-- What to work on --
Take every line from the material that has the word "identified" in it.

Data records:

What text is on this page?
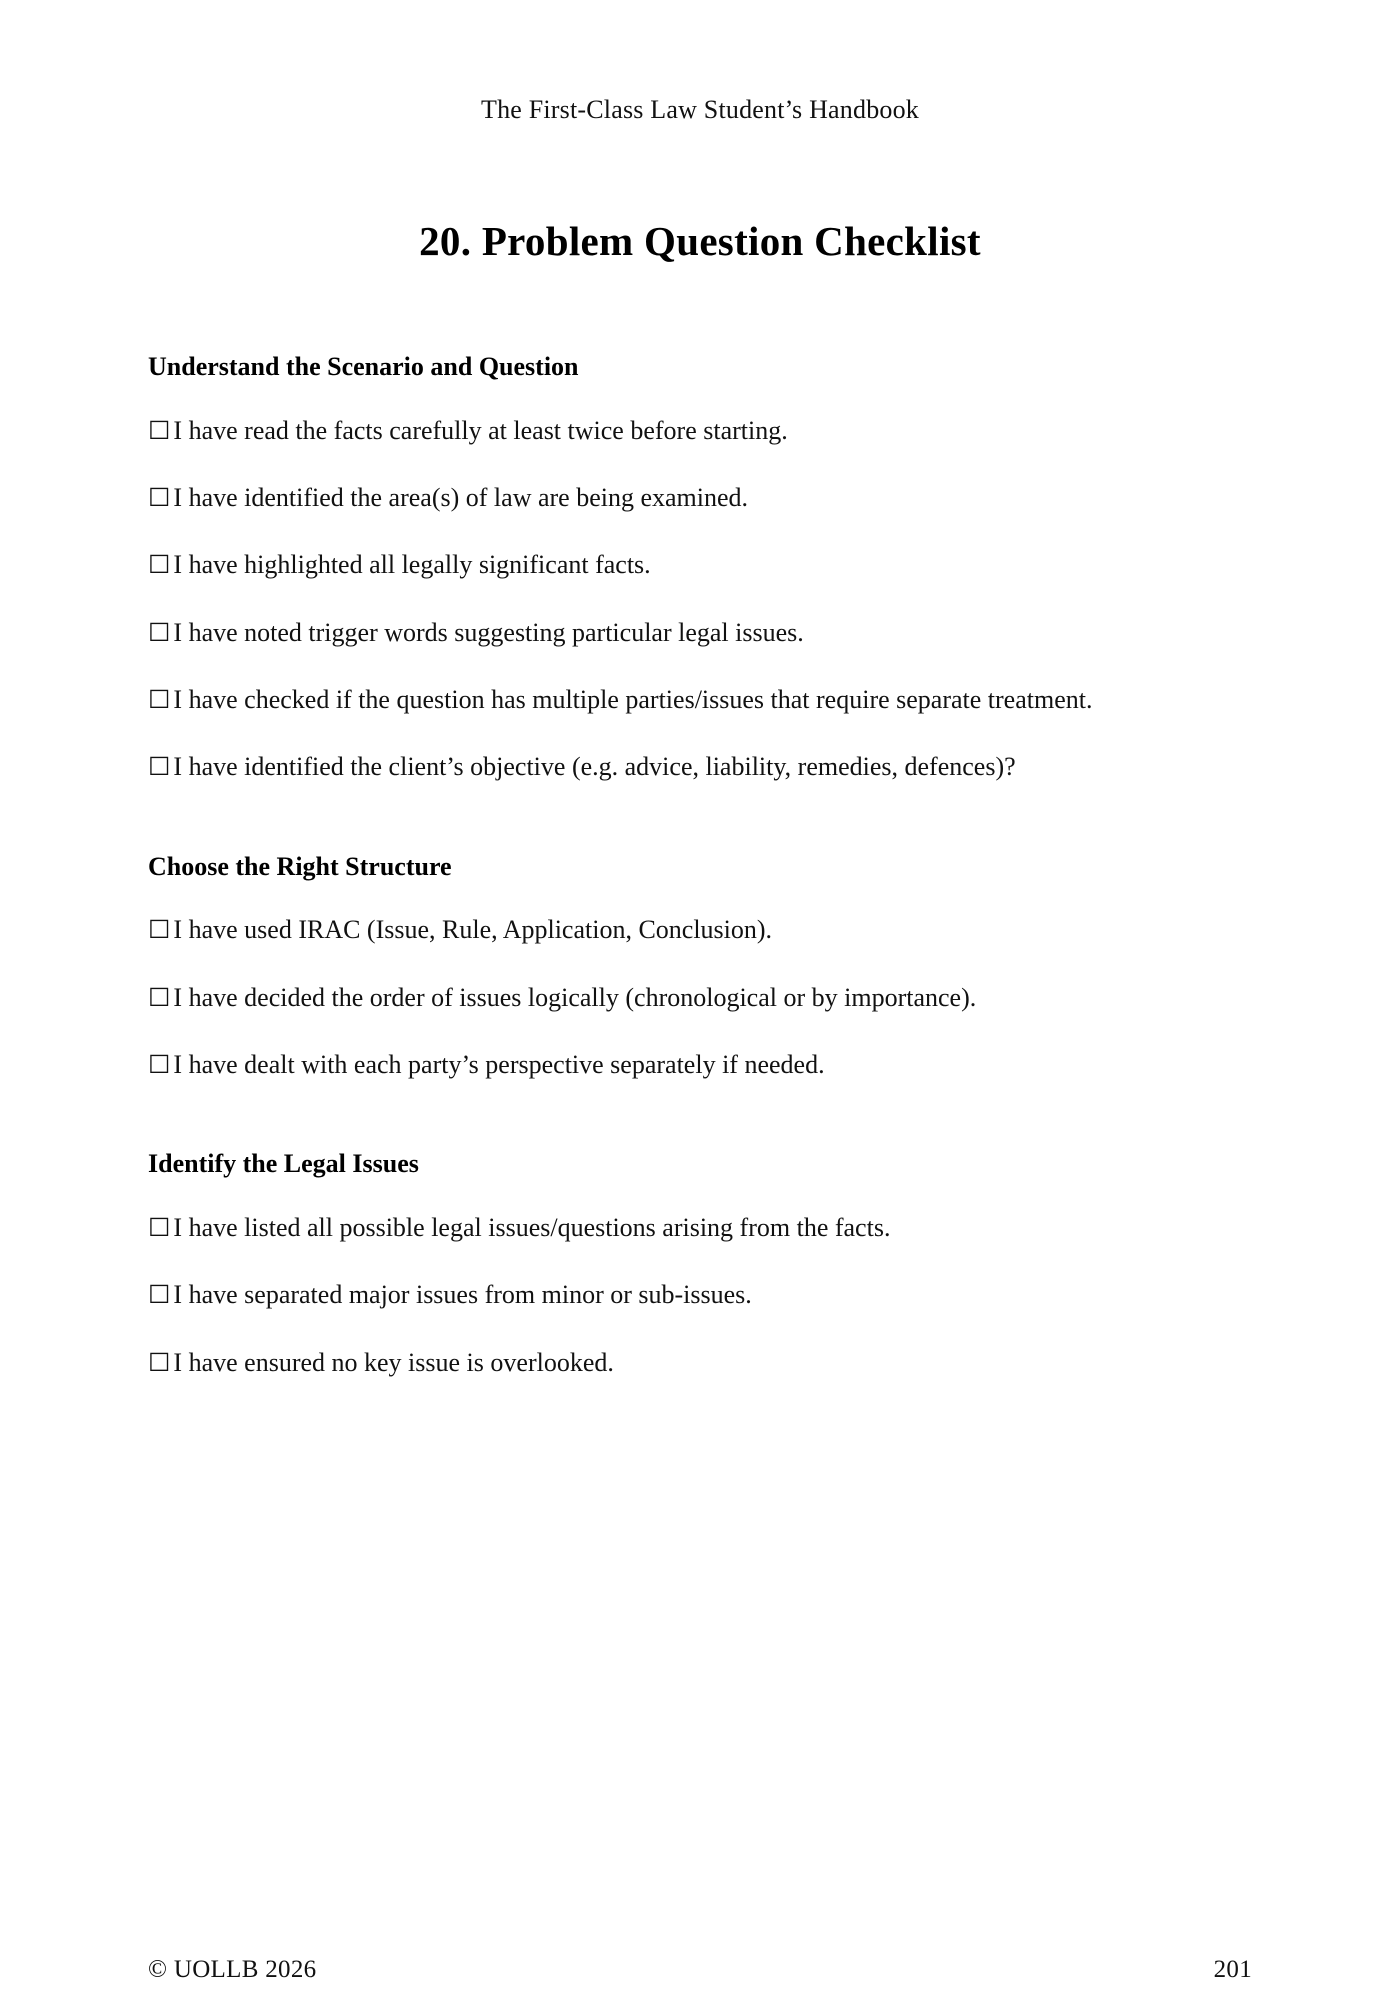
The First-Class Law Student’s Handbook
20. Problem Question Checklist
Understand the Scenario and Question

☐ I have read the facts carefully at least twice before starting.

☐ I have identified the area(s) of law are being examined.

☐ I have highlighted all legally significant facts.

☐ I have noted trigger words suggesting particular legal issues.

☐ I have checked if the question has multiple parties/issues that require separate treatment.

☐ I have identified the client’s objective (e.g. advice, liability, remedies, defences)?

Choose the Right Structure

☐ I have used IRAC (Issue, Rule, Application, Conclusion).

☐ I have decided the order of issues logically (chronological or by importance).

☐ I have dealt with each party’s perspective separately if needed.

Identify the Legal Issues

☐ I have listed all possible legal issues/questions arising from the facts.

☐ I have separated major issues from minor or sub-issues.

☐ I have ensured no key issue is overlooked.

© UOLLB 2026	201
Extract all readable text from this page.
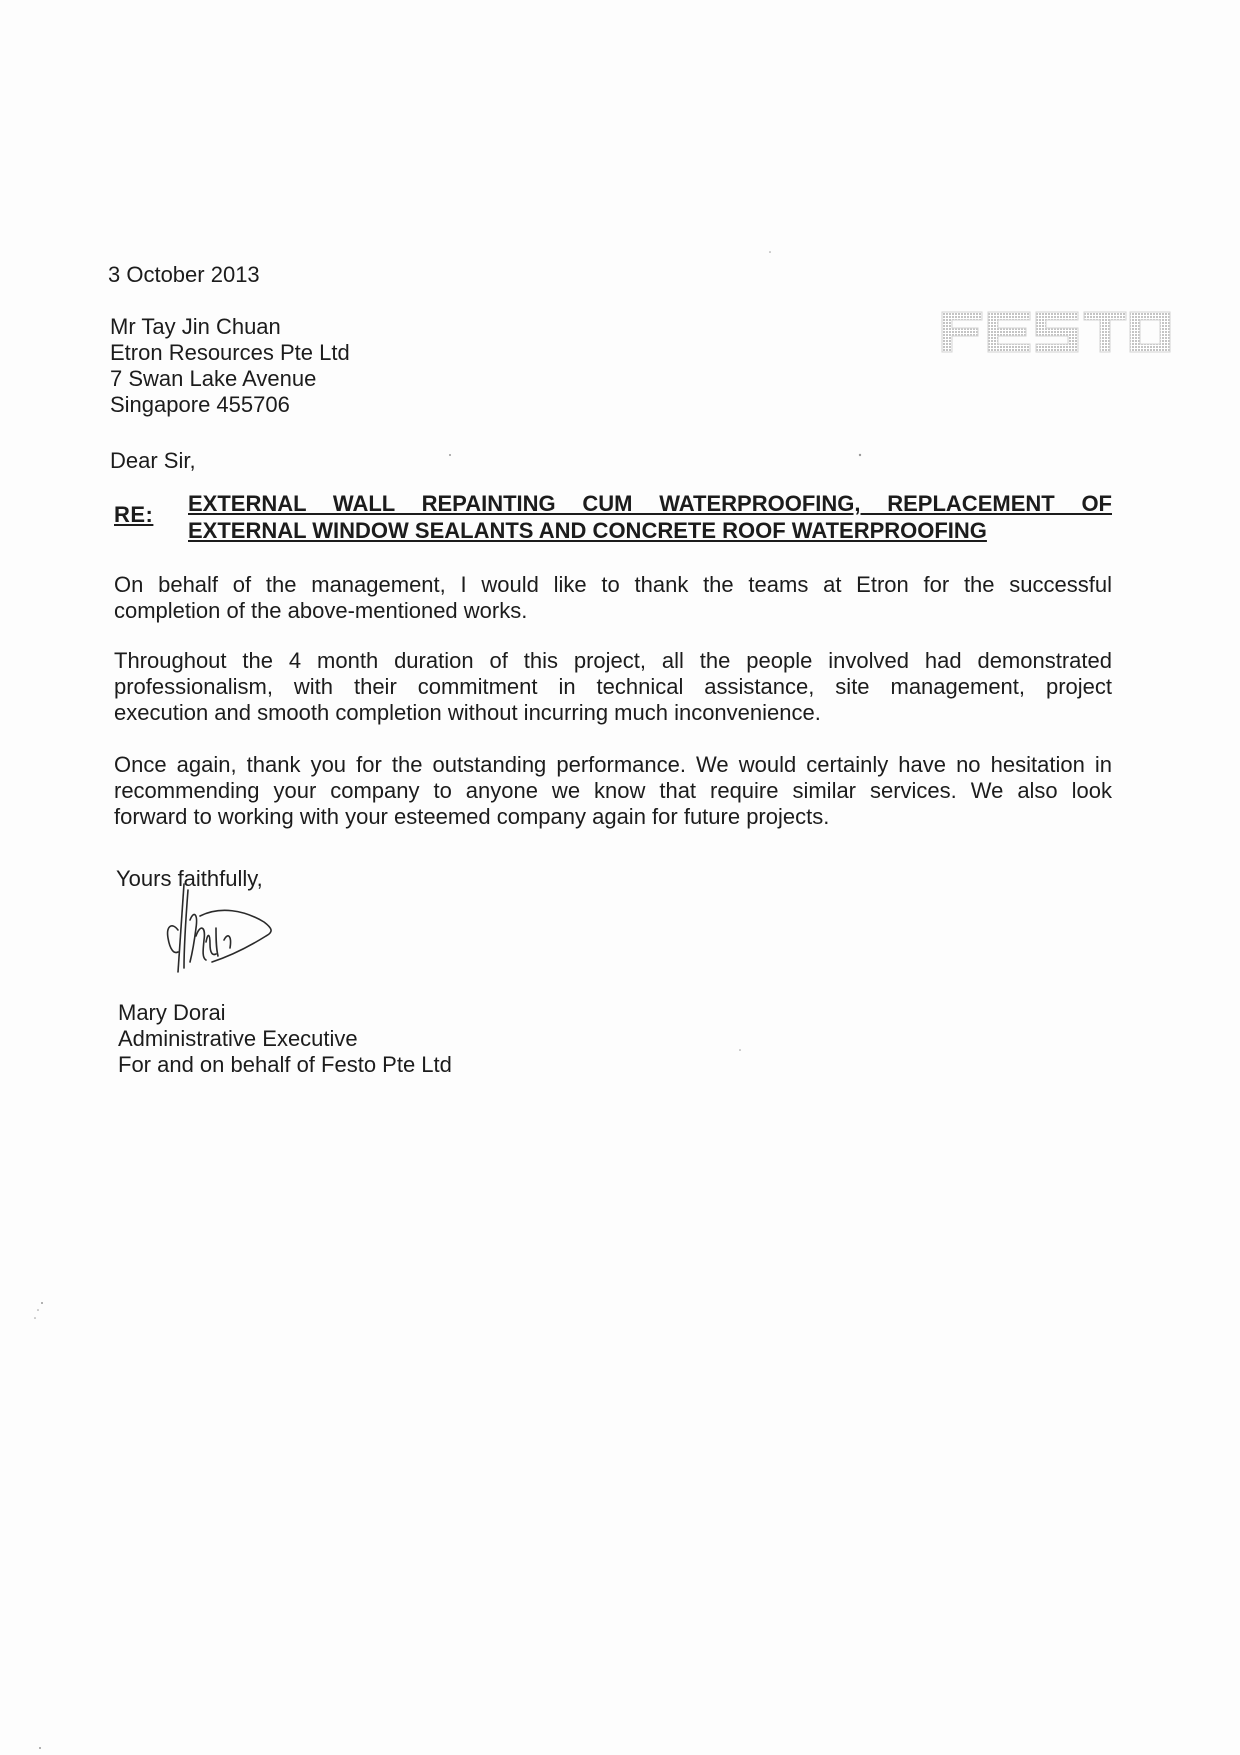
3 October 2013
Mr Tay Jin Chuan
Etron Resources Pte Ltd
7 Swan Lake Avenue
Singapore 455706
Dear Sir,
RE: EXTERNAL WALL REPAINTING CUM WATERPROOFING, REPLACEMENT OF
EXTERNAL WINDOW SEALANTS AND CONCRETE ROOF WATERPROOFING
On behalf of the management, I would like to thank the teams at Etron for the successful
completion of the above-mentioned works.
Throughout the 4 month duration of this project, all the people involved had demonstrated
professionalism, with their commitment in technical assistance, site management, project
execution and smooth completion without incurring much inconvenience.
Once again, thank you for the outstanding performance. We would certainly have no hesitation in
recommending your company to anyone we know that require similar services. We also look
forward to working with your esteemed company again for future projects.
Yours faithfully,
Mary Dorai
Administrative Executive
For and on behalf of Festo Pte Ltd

-- Problem solution --
☐ I have identified the area(s) of law are being examined.
☐ I have identified the client’s objective (e.g. advice, liability, remedies, defences)?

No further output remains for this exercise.